What the exercise asks: Look over the lines below. Report each one that includes the string "into".

Information given:
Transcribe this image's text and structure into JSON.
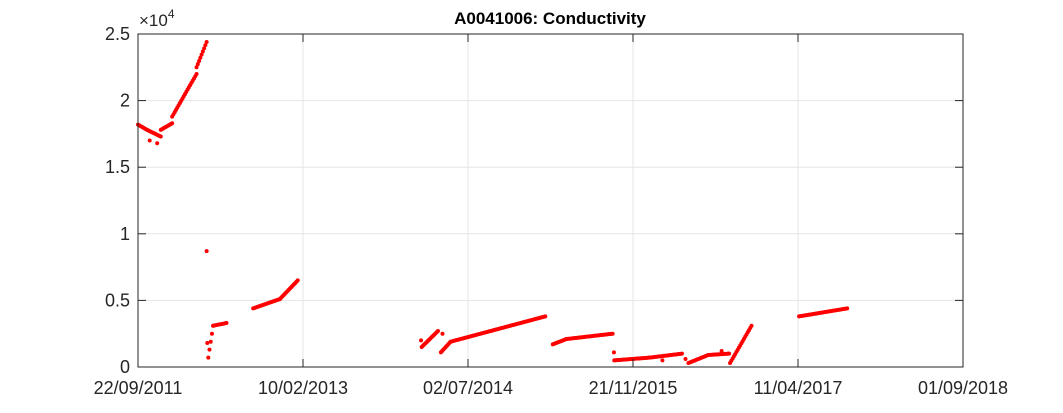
{
  "chart_data": {
    "type": "scatter",
    "title": "A0041006: Conductivity",
    "xlabel": "",
    "ylabel": "",
    "exponent_label": {
      "base": "×10",
      "power": "4"
    },
    "x_ticks": [
      "22/09/2011",
      "10/02/2013",
      "02/07/2014",
      "21/11/2015",
      "11/04/2017",
      "01/09/2018"
    ],
    "y_ticks": [
      "0",
      "0.5",
      "1",
      "1.5",
      "2",
      "2.5"
    ],
    "xlim": [
      "2011-09-22",
      "2018-09-01"
    ],
    "ylim": [
      0,
      25000
    ],
    "grid": true,
    "marker_color": "#ff0000",
    "series": [
      {
        "segments": [
          {
            "from": "2011-09-22",
            "to": "2011-10-20",
            "y0": 18200,
            "y1": 17800
          },
          {
            "from": "2011-10-20",
            "to": "2011-12-01",
            "y0": 17800,
            "y1": 17300
          },
          {
            "from": "2011-12-01",
            "to": "2012-01-05",
            "y0": 17800,
            "y1": 18300
          },
          {
            "from": "2012-01-05",
            "to": "2012-03-20",
            "y0": 18800,
            "y1": 22000
          },
          {
            "from": "2012-03-20",
            "to": "2012-04-20",
            "y0": 22500,
            "y1": 24400
          },
          {
            "from": "2012-04-25",
            "to": "2012-05-10",
            "y0": 700,
            "y1": 3100
          },
          {
            "from": "2012-05-10",
            "to": "2012-06-20",
            "y0": 3100,
            "y1": 3300
          },
          {
            "from": "2012-09-10",
            "to": "2012-12-01",
            "y0": 4400,
            "y1": 5100
          },
          {
            "from": "2012-12-01",
            "to": "2013-01-25",
            "y0": 5100,
            "y1": 6500
          },
          {
            "from": "2014-02-10",
            "to": "2014-04-01",
            "y0": 1500,
            "y1": 2700
          },
          {
            "from": "2014-04-10",
            "to": "2014-05-10",
            "y0": 1100,
            "y1": 1900
          },
          {
            "from": "2014-05-10",
            "to": "2015-02-25",
            "y0": 1900,
            "y1": 3800
          },
          {
            "from": "2015-03-20",
            "to": "2015-05-01",
            "y0": 1700,
            "y1": 2100
          },
          {
            "from": "2015-05-01",
            "to": "2015-09-20",
            "y0": 2100,
            "y1": 2500
          },
          {
            "from": "2015-09-25",
            "to": "2016-01-10",
            "y0": 500,
            "y1": 700
          },
          {
            "from": "2016-01-10",
            "to": "2016-04-20",
            "y0": 700,
            "y1": 1000
          },
          {
            "from": "2016-05-10",
            "to": "2016-07-10",
            "y0": 300,
            "y1": 900
          },
          {
            "from": "2016-07-10",
            "to": "2016-09-10",
            "y0": 900,
            "y1": 1000
          },
          {
            "from": "2016-09-15",
            "to": "2016-11-20",
            "y0": 300,
            "y1": 3100
          },
          {
            "from": "2017-04-15",
            "to": "2017-09-10",
            "y0": 3800,
            "y1": 4400
          }
        ],
        "points": [
          {
            "x": "2011-10-28",
            "y": 17000
          },
          {
            "x": "2011-11-20",
            "y": 16800
          },
          {
            "x": "2012-04-20",
            "y": 8700
          },
          {
            "x": "2012-04-22",
            "y": 1800
          },
          {
            "x": "2014-02-08",
            "y": 2000
          },
          {
            "x": "2014-04-15",
            "y": 2500
          },
          {
            "x": "2015-09-24",
            "y": 1100
          },
          {
            "x": "2016-02-20",
            "y": 500
          },
          {
            "x": "2016-05-01",
            "y": 600
          },
          {
            "x": "2016-08-20",
            "y": 1200
          },
          {
            "x": "2016-09-12",
            "y": 1000
          }
        ]
      }
    ]
  }
}
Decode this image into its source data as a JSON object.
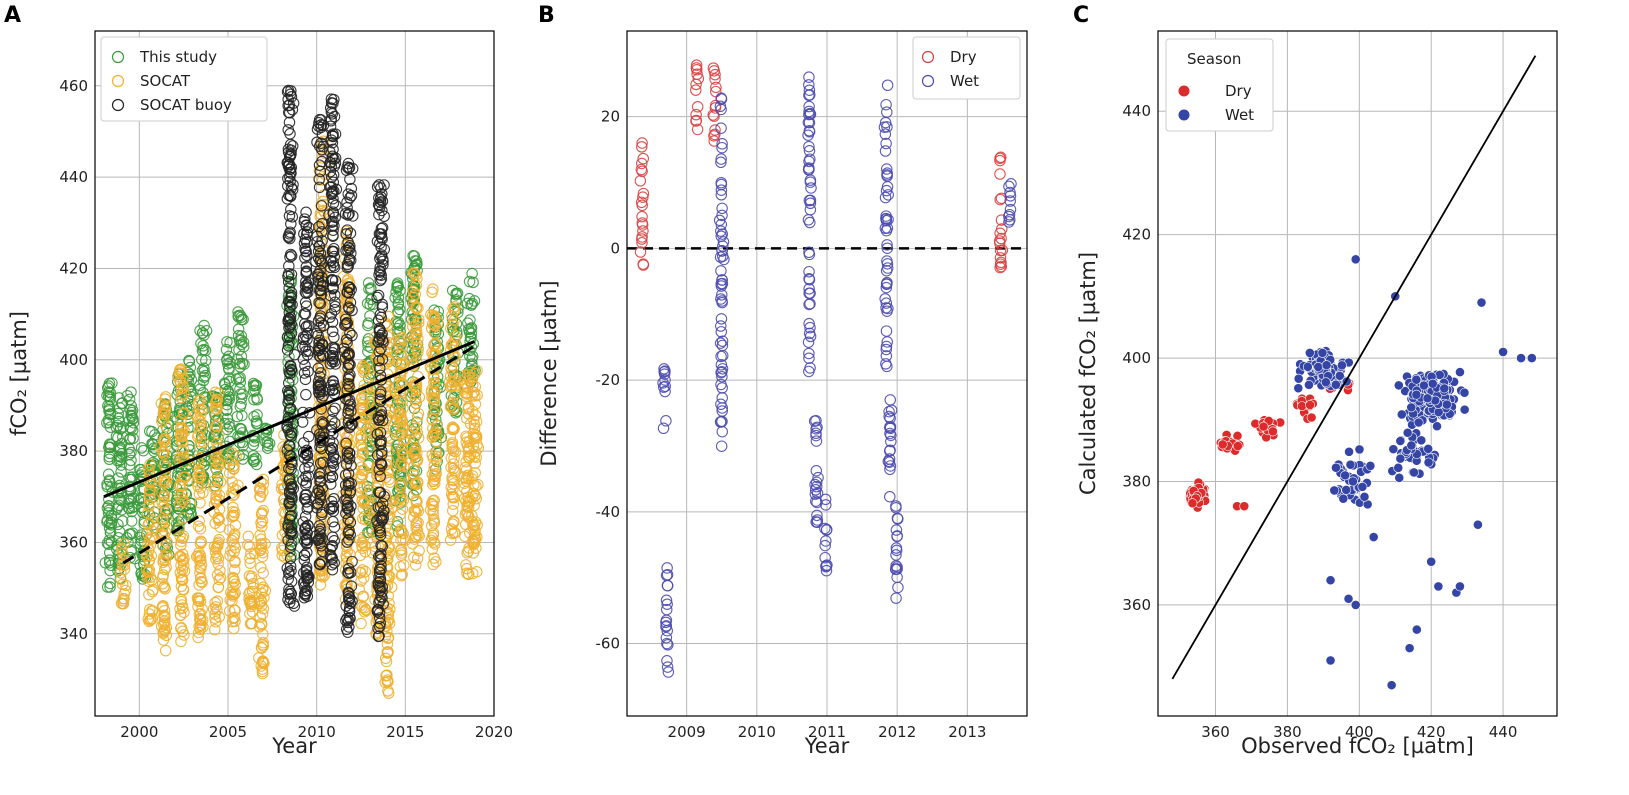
{
  "chart_data": [
    {
      "type": "scatter",
      "panel_label": "A",
      "xlabel": "Year",
      "ylabel": "fCO₂ [µatm]",
      "xlim": [
        1997.5,
        2020
      ],
      "ylim": [
        322,
        472
      ],
      "xticks": [
        2000,
        2005,
        2010,
        2015,
        2020
      ],
      "yticks": [
        340,
        360,
        380,
        400,
        420,
        440,
        460
      ],
      "legend_position": "top-left",
      "series": [
        {
          "name": "This study",
          "color": "#3a9a3a",
          "marker": "open-circle",
          "clusters": [
            [
              1998.3,
              350,
              395
            ],
            [
              1998.9,
              352,
              392
            ],
            [
              1999.5,
              356,
              393
            ],
            [
              2000.2,
              352,
              382
            ],
            [
              2000.8,
              362,
              385
            ],
            [
              2001.5,
              357,
              393
            ],
            [
              2002.2,
              362,
              397
            ],
            [
              2002.8,
              366,
              400
            ],
            [
              2003.6,
              373,
              408
            ],
            [
              2004.3,
              372,
              395
            ],
            [
              2005.0,
              376,
              404
            ],
            [
              2005.7,
              378,
              411
            ],
            [
              2006.5,
              377,
              395
            ],
            [
              2007.2,
              380,
              385
            ],
            [
              2008.5,
              357,
              419
            ],
            [
              2013.0,
              362,
              417
            ],
            [
              2014.6,
              362,
              418
            ],
            [
              2015.5,
              370,
              423
            ],
            [
              2016.8,
              376,
              411
            ],
            [
              2017.8,
              388,
              416
            ],
            [
              2018.7,
              394,
              420
            ]
          ]
        },
        {
          "name": "SOCAT",
          "color": "#f0b030",
          "marker": "open-circle",
          "clusters": [
            [
              1999.1,
              346,
              360
            ],
            [
              2000.6,
              342,
              378
            ],
            [
              2001.4,
              336,
              392
            ],
            [
              2002.4,
              338,
              398
            ],
            [
              2003.4,
              339,
              392
            ],
            [
              2004.4,
              340,
              393
            ],
            [
              2005.3,
              340,
              380
            ],
            [
              2006.3,
              342,
              362
            ],
            [
              2006.9,
              331,
              374
            ],
            [
              2008.2,
              355,
              385
            ],
            [
              2010.3,
              350,
              449
            ],
            [
              2011.7,
              345,
              430
            ],
            [
              2012.6,
              342,
              400
            ],
            [
              2013.4,
              339,
              405
            ],
            [
              2014.0,
              327,
              410
            ],
            [
              2014.8,
              352,
              405
            ],
            [
              2015.6,
              355,
              420
            ],
            [
              2016.6,
              355,
              418
            ],
            [
              2017.7,
              360,
              412
            ],
            [
              2018.5,
              353,
              399
            ],
            [
              2018.9,
              353,
              398
            ]
          ]
        },
        {
          "name": "SOCAT buoy",
          "color": "#222222",
          "marker": "open-circle",
          "clusters": [
            [
              2008.5,
              346,
              462
            ],
            [
              2009.4,
              347,
              433
            ],
            [
              2010.2,
              355,
              453
            ],
            [
              2010.9,
              353,
              458
            ],
            [
              2011.8,
              340,
              443
            ],
            [
              2013.6,
              337,
              439
            ]
          ]
        }
      ],
      "trend_lines": [
        {
          "name": "This study trend",
          "style": "solid",
          "x": [
            1998.0,
            2018.9
          ],
          "y": [
            370.0,
            404.0
          ]
        },
        {
          "name": "SOCAT trend",
          "style": "dashed",
          "x": [
            1999.1,
            2018.9
          ],
          "y": [
            355.5,
            403.0
          ]
        }
      ]
    },
    {
      "type": "scatter",
      "panel_label": "B",
      "xlabel": "Year",
      "ylabel": "Difference [µatm]",
      "xlim": [
        2008.15,
        2013.85
      ],
      "ylim": [
        -71,
        33
      ],
      "xticks": [
        2009,
        2010,
        2011,
        2012,
        2013
      ],
      "yticks": [
        -60,
        -40,
        -20,
        0,
        20
      ],
      "reference_line": {
        "y": 0,
        "style": "dashed"
      },
      "legend_position": "top-right",
      "series": [
        {
          "name": "Dry",
          "color": "#d94040",
          "marker": "open-circle",
          "clusters": [
            [
              2008.37,
              -3,
              16
            ],
            [
              2009.15,
              17,
              28
            ],
            [
              2009.4,
              15,
              28
            ],
            [
              2013.48,
              -3,
              14
            ]
          ]
        },
        {
          "name": "Wet",
          "color": "#4a4ab0",
          "marker": "open-circle",
          "clusters": [
            [
              2008.68,
              -28,
              -18
            ],
            [
              2008.72,
              -65,
              -48
            ],
            [
              2009.5,
              -31,
              25
            ],
            [
              2010.75,
              -20,
              26
            ],
            [
              2010.85,
              -45,
              -26
            ],
            [
              2010.98,
              -49,
              -38
            ],
            [
              2011.85,
              -18,
              25
            ],
            [
              2011.9,
              -40,
              -23
            ],
            [
              2012.0,
              -54,
              -38
            ],
            [
              2013.6,
              3,
              10
            ]
          ]
        }
      ]
    },
    {
      "type": "scatter",
      "panel_label": "C",
      "xlabel": "Observed fCO₂ [µatm]",
      "ylabel": "Calculated fCO₂ [µatm]",
      "xlim": [
        344,
        455
      ],
      "ylim": [
        342,
        453
      ],
      "xticks": [
        360,
        380,
        400,
        420,
        440
      ],
      "yticks": [
        360,
        380,
        400,
        420,
        440
      ],
      "legend_title": "Season",
      "legend_position": "top-left",
      "identity_line": {
        "x": [
          348,
          449
        ],
        "y": [
          348,
          449
        ]
      },
      "series": [
        {
          "name": "Dry",
          "color": "#dd2a2a",
          "marker": "filled-circle",
          "clusters": [
            [
              355,
              378,
              3,
              2.5,
              70
            ],
            [
              364,
              386,
              4,
              2,
              25
            ],
            [
              375,
              389,
              5,
              2.5,
              25
            ],
            [
              385,
              392,
              5,
              3,
              15
            ],
            [
              395,
              396,
              5,
              3,
              10
            ]
          ],
          "extra_points": [
            [
              366,
              376
            ],
            [
              368,
              376
            ],
            [
              362,
              386
            ]
          ]
        },
        {
          "name": "Wet",
          "color": "#3545a5",
          "marker": "filled-circle",
          "clusters": [
            [
              390,
              398,
              9,
              4,
              110
            ],
            [
              420,
              394,
              11,
              6,
              160
            ],
            [
              397,
              380,
              8,
              6,
              45
            ],
            [
              415,
              385,
              8,
              6,
              45
            ]
          ],
          "extra_points": [
            [
              399,
              416
            ],
            [
              410,
              410
            ],
            [
              397,
              361
            ],
            [
              399,
              360
            ],
            [
              392,
              351
            ],
            [
              409,
              347
            ],
            [
              416,
              356
            ],
            [
              414,
              353
            ],
            [
              422,
              363
            ],
            [
              427,
              362
            ],
            [
              428,
              363
            ],
            [
              433,
              373
            ],
            [
              434,
              409
            ],
            [
              445,
              400
            ],
            [
              448,
              400
            ],
            [
              440,
              401
            ],
            [
              404,
              371
            ],
            [
              420,
              367
            ],
            [
              392,
              364
            ]
          ]
        }
      ]
    }
  ]
}
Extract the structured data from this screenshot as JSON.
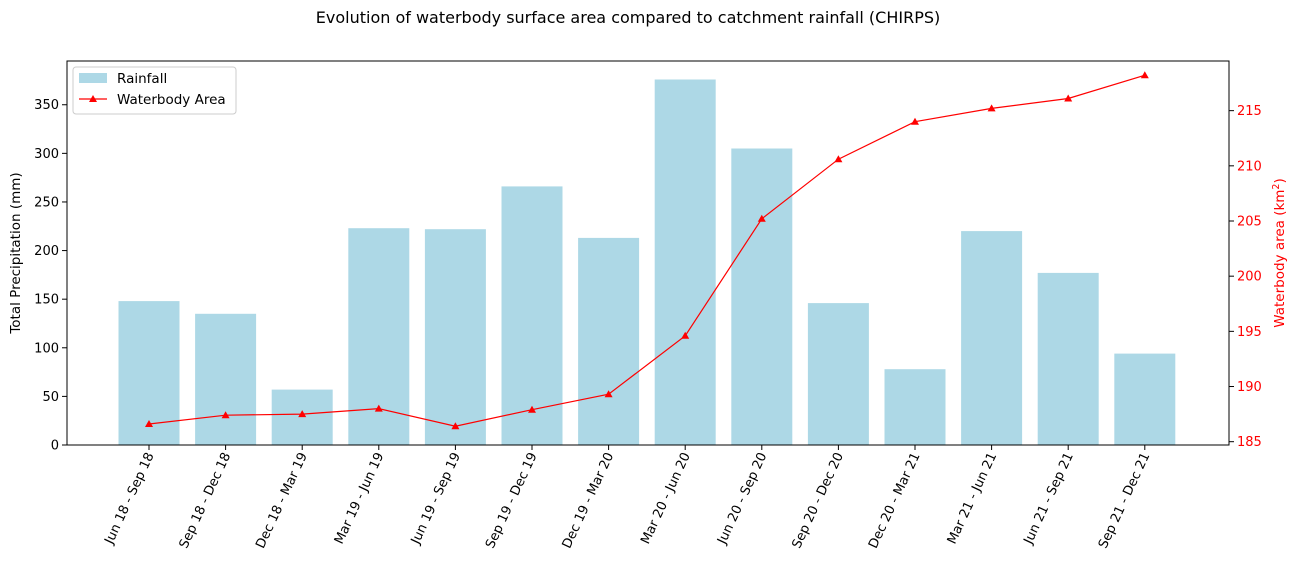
{
  "colors": {
    "bar": "#add8e6",
    "line": "#ff0000",
    "axis": "#000000",
    "right_axis_text": "#ff0000",
    "legend_border": "#cccccc"
  },
  "chart_data": {
    "type": "bar",
    "title": "Evolution of waterbody surface area compared to catchment rainfall (CHIRPS)",
    "xlabel": "",
    "categories": [
      "Jun 18 - Sep 18",
      "Sep 18 - Dec 18",
      "Dec 18 - Mar 19",
      "Mar 19 - Jun 19",
      "Jun 19 - Sep 19",
      "Sep 19 - Dec 19",
      "Dec 19 - Mar 20",
      "Mar 20 - Jun 20",
      "Jun 20 - Sep 20",
      "Sep 20 - Dec 20",
      "Dec 20 - Mar 21",
      "Mar 21 - Jun 21",
      "Jun 21 - Sep 21",
      "Sep 21 - Dec 21"
    ],
    "series": [
      {
        "name": "Rainfall",
        "type": "bar",
        "axis": "left",
        "values": [
          148,
          135,
          57,
          223,
          222,
          266,
          213,
          376,
          305,
          146,
          78,
          220,
          177,
          94
        ]
      },
      {
        "name": "Waterbody Area",
        "type": "line",
        "axis": "right",
        "marker": "triangle",
        "values": [
          186.6,
          187.4,
          187.5,
          188.0,
          186.4,
          187.9,
          189.3,
          194.6,
          205.2,
          210.6,
          214.0,
          215.2,
          216.1,
          218.2
        ]
      }
    ],
    "ylabel_left": "Total Precipitation (mm)",
    "ylabel_right_prefix": "Waterbody area (km",
    "ylabel_right_sup": "2",
    "ylabel_right_suffix": ")",
    "ylim_left": [
      0,
      395
    ],
    "yticks_left": [
      0,
      50,
      100,
      150,
      200,
      250,
      300,
      350
    ],
    "ylim_right": [
      184.7,
      219.5
    ],
    "yticks_right": [
      185,
      190,
      195,
      200,
      205,
      210,
      215
    ],
    "legend_position": "upper-left",
    "grid": false
  }
}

Task output:
Transcribe this image's text and structure into JSON.
Decode this image into its source data as a JSON object.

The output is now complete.